### WORK REQUIRED
Please reproduce the records below, substituting "textLabel" for every occurrence of "staticText" and leaving everything else as it is.

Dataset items
--

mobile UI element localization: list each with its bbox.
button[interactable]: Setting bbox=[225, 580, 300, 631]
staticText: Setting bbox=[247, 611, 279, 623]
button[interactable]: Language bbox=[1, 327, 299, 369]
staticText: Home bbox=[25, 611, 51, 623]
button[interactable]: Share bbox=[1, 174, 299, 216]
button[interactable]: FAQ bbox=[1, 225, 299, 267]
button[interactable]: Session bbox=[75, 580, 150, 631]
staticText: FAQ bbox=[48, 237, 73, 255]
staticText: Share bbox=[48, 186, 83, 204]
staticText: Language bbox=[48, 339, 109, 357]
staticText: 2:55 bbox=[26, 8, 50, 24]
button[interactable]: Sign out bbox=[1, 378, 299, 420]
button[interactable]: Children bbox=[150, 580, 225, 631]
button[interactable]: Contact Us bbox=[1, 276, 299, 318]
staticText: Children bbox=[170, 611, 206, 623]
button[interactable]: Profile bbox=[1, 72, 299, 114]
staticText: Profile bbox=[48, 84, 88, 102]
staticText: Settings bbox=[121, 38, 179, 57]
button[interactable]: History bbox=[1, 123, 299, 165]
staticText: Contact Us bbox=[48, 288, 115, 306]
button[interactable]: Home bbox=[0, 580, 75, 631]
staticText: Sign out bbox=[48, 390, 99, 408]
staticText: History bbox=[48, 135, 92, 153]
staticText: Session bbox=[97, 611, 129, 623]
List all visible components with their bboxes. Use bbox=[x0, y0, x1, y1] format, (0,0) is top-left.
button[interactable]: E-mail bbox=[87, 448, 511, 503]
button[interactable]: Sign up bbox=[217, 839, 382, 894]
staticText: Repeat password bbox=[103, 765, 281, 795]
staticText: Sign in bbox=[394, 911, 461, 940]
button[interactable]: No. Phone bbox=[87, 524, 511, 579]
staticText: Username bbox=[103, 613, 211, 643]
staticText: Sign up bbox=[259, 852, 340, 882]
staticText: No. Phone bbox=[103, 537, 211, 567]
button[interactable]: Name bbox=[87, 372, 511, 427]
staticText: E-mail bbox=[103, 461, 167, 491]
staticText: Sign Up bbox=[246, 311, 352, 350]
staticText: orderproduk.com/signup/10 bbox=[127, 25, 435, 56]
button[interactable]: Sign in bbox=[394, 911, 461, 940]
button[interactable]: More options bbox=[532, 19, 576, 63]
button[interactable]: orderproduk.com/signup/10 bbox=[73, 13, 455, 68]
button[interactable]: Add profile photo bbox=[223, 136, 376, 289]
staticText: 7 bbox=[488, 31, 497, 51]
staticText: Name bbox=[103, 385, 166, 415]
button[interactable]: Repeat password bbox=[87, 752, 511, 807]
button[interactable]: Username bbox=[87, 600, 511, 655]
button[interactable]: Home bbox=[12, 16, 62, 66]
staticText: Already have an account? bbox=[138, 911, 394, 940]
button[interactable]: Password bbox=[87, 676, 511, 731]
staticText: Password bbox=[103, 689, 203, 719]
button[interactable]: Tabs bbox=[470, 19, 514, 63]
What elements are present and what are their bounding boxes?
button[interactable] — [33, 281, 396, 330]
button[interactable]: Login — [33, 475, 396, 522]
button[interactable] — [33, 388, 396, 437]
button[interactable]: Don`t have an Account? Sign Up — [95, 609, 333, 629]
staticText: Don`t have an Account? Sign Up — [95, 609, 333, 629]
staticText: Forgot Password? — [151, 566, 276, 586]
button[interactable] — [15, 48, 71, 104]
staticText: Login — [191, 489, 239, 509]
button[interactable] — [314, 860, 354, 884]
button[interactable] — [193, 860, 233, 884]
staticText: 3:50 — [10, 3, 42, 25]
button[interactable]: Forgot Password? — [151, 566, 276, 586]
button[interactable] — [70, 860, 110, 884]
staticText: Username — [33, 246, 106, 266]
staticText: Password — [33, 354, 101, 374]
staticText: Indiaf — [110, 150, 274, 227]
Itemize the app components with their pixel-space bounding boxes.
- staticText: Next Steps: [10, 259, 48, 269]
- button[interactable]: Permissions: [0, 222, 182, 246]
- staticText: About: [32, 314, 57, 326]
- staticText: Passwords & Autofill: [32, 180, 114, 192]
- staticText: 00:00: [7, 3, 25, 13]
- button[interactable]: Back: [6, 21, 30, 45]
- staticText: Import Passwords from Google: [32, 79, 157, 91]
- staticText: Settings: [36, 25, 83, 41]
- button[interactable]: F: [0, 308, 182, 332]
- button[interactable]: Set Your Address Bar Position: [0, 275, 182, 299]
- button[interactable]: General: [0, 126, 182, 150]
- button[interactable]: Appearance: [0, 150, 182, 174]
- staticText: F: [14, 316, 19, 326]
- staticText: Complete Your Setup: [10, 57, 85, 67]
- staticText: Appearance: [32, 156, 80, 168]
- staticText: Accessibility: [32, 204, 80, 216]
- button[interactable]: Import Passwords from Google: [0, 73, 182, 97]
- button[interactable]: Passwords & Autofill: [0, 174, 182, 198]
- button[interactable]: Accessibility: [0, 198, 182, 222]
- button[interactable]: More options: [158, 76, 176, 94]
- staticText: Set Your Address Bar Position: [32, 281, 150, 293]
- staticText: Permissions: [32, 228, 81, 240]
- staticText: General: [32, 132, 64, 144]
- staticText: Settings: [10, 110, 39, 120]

--

### WRITTEN REPLY
mobile UI element localization: list each with its bbox.
button[interactable]: Setting bbox=[225, 580, 300, 631]
textLabel: Setting bbox=[247, 611, 279, 623]
button[interactable]: Language bbox=[1, 327, 299, 369]
textLabel: Home bbox=[25, 611, 51, 623]
button[interactable]: Share bbox=[1, 174, 299, 216]
button[interactable]: FAQ bbox=[1, 225, 299, 267]
button[interactable]: Session bbox=[75, 580, 150, 631]
textLabel: FAQ bbox=[48, 237, 73, 255]
textLabel: Share bbox=[48, 186, 83, 204]
textLabel: Language bbox=[48, 339, 109, 357]
textLabel: 2:55 bbox=[26, 8, 50, 24]
button[interactable]: Sign out bbox=[1, 378, 299, 420]
button[interactable]: Children bbox=[150, 580, 225, 631]
button[interactable]: Contact Us bbox=[1, 276, 299, 318]
textLabel: Children bbox=[170, 611, 206, 623]
button[interactable]: Profile bbox=[1, 72, 299, 114]
textLabel: Profile bbox=[48, 84, 88, 102]
textLabel: Settings bbox=[121, 38, 179, 57]
button[interactable]: History bbox=[1, 123, 299, 165]
textLabel: Contact Us bbox=[48, 288, 115, 306]
button[interactable]: Home bbox=[0, 580, 75, 631]
textLabel: Sign out bbox=[48, 390, 99, 408]
textLabel: History bbox=[48, 135, 92, 153]
textLabel: Session bbox=[97, 611, 129, 623]
List all visible components with their bboxes. Use bbox=[x0, y0, x1, y1] format, (0,0) is top-left.
button[interactable]: E-mail bbox=[87, 448, 511, 503]
button[interactable]: Sign up bbox=[217, 839, 382, 894]
textLabel: Repeat password bbox=[103, 765, 281, 795]
textLabel: Sign in bbox=[394, 911, 461, 940]
button[interactable]: No. Phone bbox=[87, 524, 511, 579]
textLabel: Username bbox=[103, 613, 211, 643]
textLabel: Sign up bbox=[259, 852, 340, 882]
textLabel: No. Phone bbox=[103, 537, 211, 567]
button[interactable]: Name bbox=[87, 372, 511, 427]
textLabel: E-mail bbox=[103, 461, 167, 491]
textLabel: Sign Up bbox=[246, 311, 352, 350]
textLabel: orderproduk.com/signup/10 bbox=[127, 25, 435, 56]
button[interactable]: Sign in bbox=[394, 911, 461, 940]
button[interactable]: More options bbox=[532, 19, 576, 63]
button[interactable]: orderproduk.com/signup/10 bbox=[73, 13, 455, 68]
button[interactable]: Add profile photo bbox=[223, 136, 376, 289]
textLabel: 7 bbox=[488, 31, 497, 51]
textLabel: Name bbox=[103, 385, 166, 415]
button[interactable]: Repeat password bbox=[87, 752, 511, 807]
button[interactable]: Username bbox=[87, 600, 511, 655]
button[interactable]: Home bbox=[12, 16, 62, 66]
textLabel: Already have an account? bbox=[138, 911, 394, 940]
button[interactable]: Password bbox=[87, 676, 511, 731]
textLabel: Password bbox=[103, 689, 203, 719]
button[interactable]: Tabs bbox=[470, 19, 514, 63]
What elements are present and what are their bounding boxes?
button[interactable] — [33, 281, 396, 330]
button[interactable]: Login — [33, 475, 396, 522]
button[interactable] — [33, 388, 396, 437]
button[interactable]: Don`t have an Account? Sign Up — [95, 609, 333, 629]
textLabel: Don`t have an Account? Sign Up — [95, 609, 333, 629]
textLabel: Forgot Password? — [151, 566, 276, 586]
button[interactable] — [15, 48, 71, 104]
textLabel: Login — [191, 489, 239, 509]
button[interactable] — [314, 860, 354, 884]
button[interactable] — [193, 860, 233, 884]
textLabel: 3:50 — [10, 3, 42, 25]
button[interactable]: Forgot Password? — [151, 566, 276, 586]
button[interactable] — [70, 860, 110, 884]
textLabel: Username — [33, 246, 106, 266]
textLabel: Password — [33, 354, 101, 374]
textLabel: Indiaf — [110, 150, 274, 227]
Itemize the app components with their pixel-space bounding boxes.
- textLabel: Next Steps: [10, 259, 48, 269]
- button[interactable]: Permissions: [0, 222, 182, 246]
- textLabel: About: [32, 314, 57, 326]
- textLabel: Passwords & Autofill: [32, 180, 114, 192]
- textLabel: 00:00: [7, 3, 25, 13]
- button[interactable]: Back: [6, 21, 30, 45]
- textLabel: Import Passwords from Google: [32, 79, 157, 91]
- textLabel: Settings: [36, 25, 83, 41]
- button[interactable]: F: [0, 308, 182, 332]
- button[interactable]: Set Your Address Bar Position: [0, 275, 182, 299]
- button[interactable]: General: [0, 126, 182, 150]
- button[interactable]: Appearance: [0, 150, 182, 174]
- textLabel: F: [14, 316, 19, 326]
- textLabel: Complete Your Setup: [10, 57, 85, 67]
- textLabel: Appearance: [32, 156, 80, 168]
- textLabel: Accessibility: [32, 204, 80, 216]
- button[interactable]: Import Passwords from Google: [0, 73, 182, 97]
- button[interactable]: Passwords & Autofill: [0, 174, 182, 198]
- button[interactable]: Accessibility: [0, 198, 182, 222]
- button[interactable]: More options: [158, 76, 176, 94]
- textLabel: Set Your Address Bar Position: [32, 281, 150, 293]
- textLabel: Permissions: [32, 228, 81, 240]
- textLabel: General: [32, 132, 64, 144]
- textLabel: Settings: [10, 110, 39, 120]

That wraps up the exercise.